Report every line in the listing that contains the string "ffffff".

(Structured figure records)
___

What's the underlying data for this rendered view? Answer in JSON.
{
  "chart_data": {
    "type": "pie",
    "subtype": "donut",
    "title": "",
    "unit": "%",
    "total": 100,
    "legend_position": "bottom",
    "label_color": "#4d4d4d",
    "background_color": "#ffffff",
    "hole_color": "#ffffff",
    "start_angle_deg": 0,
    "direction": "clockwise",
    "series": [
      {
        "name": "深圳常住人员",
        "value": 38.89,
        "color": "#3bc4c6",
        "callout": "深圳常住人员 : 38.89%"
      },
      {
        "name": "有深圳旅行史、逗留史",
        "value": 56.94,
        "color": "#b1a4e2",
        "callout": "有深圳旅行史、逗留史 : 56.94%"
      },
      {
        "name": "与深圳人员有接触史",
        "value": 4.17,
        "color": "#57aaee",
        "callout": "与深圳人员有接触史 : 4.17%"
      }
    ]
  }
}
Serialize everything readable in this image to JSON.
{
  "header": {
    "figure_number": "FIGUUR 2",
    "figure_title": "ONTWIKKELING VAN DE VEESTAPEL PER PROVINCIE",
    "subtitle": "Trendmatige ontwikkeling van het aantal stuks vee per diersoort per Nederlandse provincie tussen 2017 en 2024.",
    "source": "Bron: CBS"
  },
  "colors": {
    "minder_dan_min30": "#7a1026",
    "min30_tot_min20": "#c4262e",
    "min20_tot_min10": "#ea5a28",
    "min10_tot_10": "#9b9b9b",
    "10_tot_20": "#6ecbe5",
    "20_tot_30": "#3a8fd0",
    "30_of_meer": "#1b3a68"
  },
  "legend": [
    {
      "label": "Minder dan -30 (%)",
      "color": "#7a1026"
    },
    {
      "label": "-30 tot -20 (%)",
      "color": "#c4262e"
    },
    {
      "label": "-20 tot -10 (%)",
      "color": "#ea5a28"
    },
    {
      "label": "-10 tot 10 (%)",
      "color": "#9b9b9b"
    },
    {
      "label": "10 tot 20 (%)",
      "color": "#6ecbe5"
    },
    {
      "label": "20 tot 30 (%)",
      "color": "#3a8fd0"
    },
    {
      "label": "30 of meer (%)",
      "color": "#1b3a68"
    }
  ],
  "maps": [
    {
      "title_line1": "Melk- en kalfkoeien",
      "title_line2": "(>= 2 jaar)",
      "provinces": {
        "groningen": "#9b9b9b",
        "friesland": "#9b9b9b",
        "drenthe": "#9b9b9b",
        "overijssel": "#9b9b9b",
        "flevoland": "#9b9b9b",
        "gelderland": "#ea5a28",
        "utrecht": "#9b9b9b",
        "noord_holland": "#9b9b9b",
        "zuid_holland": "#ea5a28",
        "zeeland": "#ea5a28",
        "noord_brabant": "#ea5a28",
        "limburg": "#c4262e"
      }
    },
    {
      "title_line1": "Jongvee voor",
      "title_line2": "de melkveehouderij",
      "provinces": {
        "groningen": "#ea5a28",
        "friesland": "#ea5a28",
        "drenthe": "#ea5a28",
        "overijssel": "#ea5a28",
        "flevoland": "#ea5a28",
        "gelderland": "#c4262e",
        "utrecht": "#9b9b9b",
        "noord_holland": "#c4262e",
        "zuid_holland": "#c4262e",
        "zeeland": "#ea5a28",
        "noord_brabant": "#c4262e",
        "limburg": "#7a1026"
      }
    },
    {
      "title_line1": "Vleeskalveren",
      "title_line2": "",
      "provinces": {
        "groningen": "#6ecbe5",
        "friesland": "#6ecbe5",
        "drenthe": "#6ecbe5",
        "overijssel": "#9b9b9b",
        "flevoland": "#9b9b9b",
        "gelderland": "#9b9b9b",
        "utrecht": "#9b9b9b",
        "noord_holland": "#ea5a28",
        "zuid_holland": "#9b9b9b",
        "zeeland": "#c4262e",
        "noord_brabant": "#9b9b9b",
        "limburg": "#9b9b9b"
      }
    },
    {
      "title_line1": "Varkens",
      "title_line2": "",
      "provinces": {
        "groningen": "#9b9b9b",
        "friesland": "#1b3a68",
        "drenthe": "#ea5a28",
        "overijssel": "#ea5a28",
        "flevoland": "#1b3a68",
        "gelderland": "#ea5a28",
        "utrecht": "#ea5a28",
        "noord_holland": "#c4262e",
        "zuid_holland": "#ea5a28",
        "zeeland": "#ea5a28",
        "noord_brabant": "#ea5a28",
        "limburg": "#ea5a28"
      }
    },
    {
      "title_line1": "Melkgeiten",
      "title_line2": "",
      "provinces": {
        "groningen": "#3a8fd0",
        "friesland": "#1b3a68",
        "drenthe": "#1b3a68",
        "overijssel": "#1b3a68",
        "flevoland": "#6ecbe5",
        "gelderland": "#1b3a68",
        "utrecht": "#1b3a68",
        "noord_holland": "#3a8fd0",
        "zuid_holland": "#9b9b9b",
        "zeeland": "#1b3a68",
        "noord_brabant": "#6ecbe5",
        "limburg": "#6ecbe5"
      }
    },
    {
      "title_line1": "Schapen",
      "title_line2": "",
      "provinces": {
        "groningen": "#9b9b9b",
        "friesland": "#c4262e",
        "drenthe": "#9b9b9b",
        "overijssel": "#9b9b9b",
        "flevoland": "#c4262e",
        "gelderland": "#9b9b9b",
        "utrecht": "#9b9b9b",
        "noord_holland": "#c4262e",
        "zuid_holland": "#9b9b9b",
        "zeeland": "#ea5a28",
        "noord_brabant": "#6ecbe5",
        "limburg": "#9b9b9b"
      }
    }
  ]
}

___

FULL ANSWER
    "background_color": "#ffffff",
    "hole_color": "#ffffff",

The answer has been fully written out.